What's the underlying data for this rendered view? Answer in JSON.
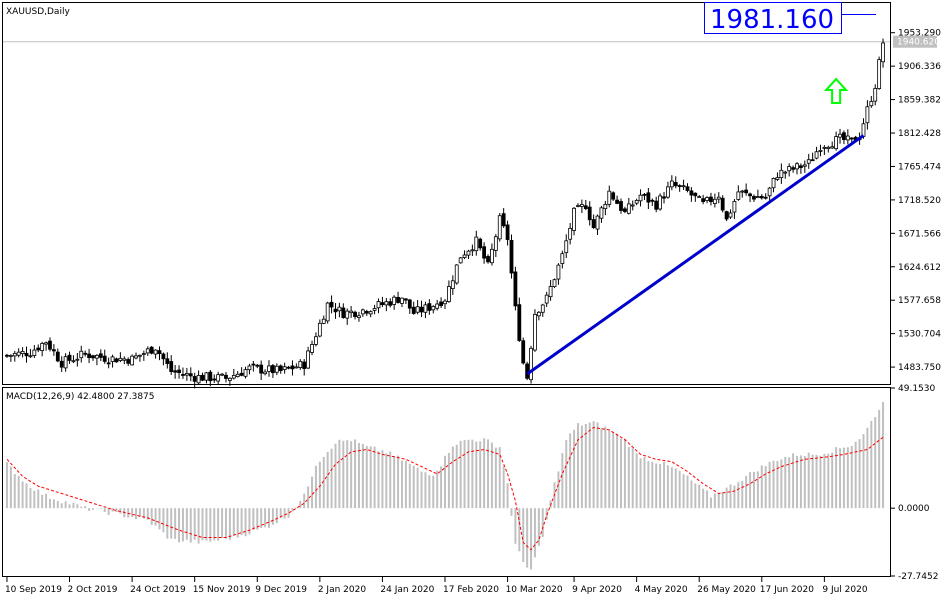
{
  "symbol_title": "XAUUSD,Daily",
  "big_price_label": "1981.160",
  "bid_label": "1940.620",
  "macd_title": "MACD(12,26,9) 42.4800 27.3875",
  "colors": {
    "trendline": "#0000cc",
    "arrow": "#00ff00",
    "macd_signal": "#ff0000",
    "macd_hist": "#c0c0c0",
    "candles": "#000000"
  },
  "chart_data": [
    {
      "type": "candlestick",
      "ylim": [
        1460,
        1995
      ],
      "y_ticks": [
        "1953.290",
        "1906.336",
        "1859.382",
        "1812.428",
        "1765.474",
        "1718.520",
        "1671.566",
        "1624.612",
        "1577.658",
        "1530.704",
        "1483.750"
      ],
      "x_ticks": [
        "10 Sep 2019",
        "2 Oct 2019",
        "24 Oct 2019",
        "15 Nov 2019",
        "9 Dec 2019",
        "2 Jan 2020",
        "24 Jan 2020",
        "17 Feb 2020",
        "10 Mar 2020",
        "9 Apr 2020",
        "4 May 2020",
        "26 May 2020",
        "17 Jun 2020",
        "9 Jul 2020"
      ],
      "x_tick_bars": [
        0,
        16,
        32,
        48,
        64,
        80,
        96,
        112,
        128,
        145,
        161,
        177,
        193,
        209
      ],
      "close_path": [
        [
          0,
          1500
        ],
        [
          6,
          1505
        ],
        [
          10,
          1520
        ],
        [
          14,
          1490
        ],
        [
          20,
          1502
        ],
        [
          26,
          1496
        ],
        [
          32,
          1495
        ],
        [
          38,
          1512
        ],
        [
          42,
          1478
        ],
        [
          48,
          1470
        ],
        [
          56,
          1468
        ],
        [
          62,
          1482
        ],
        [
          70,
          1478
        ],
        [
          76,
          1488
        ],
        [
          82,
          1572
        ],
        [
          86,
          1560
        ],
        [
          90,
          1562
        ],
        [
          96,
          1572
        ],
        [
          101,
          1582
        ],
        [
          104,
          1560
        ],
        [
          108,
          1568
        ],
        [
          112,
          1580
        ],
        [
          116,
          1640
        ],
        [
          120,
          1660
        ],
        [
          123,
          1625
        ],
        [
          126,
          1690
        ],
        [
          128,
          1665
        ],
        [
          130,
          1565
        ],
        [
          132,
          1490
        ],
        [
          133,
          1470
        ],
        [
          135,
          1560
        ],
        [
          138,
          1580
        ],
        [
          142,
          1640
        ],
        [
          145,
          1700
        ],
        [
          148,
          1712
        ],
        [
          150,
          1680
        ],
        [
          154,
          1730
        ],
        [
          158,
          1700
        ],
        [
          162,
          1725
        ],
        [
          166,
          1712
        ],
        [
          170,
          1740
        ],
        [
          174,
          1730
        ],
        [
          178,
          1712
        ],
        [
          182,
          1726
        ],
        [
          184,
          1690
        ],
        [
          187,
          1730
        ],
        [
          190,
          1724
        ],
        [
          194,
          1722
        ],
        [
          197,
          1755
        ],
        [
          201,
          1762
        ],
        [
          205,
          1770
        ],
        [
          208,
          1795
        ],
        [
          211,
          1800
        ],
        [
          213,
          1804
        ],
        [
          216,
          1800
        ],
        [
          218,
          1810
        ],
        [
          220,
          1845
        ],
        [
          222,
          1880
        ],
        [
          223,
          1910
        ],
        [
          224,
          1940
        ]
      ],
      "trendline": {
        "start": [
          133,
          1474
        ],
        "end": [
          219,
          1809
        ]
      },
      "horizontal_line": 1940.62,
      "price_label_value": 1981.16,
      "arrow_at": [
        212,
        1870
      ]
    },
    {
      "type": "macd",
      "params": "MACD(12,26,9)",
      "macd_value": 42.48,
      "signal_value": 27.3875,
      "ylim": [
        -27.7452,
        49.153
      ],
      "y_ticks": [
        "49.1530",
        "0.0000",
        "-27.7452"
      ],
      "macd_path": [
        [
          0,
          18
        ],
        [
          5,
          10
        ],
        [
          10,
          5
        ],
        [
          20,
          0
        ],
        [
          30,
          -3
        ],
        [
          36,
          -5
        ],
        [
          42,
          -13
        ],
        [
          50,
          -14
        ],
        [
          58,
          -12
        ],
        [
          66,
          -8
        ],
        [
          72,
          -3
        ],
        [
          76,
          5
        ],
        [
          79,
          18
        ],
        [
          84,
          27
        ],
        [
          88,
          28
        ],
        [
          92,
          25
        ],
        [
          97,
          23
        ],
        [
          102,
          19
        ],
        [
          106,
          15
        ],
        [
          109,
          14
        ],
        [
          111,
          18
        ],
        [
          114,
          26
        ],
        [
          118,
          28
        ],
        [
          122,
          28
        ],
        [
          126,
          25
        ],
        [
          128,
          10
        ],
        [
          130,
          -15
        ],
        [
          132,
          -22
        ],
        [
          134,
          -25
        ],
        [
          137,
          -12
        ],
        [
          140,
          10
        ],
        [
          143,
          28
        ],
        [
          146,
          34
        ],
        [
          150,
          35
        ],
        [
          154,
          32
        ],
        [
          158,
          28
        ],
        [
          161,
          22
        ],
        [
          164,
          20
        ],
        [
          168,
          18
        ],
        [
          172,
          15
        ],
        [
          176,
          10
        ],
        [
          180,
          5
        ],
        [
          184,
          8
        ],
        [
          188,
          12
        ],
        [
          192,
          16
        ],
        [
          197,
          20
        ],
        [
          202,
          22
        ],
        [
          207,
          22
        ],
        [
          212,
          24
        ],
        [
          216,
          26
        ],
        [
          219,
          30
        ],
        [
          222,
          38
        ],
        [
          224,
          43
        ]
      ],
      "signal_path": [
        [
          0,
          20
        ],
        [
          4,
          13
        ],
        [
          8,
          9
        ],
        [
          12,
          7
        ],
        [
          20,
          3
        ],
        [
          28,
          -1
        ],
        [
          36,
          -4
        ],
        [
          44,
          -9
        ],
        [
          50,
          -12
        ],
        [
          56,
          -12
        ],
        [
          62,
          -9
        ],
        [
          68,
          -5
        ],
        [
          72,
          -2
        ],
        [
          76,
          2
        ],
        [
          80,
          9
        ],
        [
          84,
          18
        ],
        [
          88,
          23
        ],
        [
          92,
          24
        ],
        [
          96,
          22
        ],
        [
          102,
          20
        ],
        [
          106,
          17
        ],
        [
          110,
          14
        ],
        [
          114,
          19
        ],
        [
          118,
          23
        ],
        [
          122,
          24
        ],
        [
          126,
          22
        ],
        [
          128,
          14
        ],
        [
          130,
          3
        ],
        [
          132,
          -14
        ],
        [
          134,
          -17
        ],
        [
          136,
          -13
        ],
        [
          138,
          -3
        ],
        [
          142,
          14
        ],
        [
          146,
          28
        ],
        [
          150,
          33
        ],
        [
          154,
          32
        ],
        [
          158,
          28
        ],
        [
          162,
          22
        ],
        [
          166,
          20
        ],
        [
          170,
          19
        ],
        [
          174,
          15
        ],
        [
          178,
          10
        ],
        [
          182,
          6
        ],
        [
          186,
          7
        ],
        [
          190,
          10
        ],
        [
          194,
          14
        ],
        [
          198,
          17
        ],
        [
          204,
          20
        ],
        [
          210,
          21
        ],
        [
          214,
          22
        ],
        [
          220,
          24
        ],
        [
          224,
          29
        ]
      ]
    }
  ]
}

* * *

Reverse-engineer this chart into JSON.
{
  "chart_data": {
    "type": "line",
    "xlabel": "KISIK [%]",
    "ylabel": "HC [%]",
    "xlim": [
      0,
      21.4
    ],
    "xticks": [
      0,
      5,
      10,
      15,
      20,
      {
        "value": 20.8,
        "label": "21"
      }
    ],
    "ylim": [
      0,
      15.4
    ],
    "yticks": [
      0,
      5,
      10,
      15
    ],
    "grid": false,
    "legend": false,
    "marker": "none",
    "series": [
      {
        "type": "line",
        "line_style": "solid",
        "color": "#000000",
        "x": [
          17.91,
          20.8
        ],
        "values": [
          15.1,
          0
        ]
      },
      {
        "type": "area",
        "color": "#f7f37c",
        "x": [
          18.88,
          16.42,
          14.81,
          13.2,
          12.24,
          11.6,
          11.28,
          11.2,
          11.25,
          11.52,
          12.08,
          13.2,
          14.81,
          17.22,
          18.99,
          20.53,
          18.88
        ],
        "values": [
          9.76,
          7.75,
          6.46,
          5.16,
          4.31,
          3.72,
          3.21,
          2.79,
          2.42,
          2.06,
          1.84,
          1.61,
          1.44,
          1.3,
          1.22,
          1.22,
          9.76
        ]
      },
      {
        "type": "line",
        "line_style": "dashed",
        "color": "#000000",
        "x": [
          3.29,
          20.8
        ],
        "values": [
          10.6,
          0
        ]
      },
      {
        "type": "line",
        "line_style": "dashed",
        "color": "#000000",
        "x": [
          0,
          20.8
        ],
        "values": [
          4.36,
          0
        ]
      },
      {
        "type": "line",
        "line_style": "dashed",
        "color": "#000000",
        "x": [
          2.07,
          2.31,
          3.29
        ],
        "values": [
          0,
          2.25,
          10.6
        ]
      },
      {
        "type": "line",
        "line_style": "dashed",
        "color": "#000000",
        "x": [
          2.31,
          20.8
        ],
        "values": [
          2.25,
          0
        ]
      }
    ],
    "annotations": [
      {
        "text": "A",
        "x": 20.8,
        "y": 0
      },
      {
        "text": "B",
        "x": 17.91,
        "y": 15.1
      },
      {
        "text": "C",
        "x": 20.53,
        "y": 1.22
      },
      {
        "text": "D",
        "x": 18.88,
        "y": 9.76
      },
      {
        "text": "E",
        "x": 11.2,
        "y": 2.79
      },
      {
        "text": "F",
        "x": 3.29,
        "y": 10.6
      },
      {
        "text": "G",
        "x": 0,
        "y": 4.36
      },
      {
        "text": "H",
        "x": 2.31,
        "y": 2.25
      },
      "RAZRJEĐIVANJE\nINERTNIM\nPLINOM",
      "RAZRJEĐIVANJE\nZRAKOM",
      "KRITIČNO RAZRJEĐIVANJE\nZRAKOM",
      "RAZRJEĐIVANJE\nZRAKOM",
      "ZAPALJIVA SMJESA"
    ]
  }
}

* * *

# GOAL OF THE EXERCISE
Gather from the data above every line with the string "RAZRJEĐIVANJE".

# THE ANSWER
      "RAZRJEĐIVANJE\nINERTNIM\nPLINOM",
      "RAZRJEĐIVANJE\nZRAKOM",
      "KRITIČNO RAZRJEĐIVANJE\nZRAKOM",
      "RAZRJEĐIVANJE\nZRAKOM",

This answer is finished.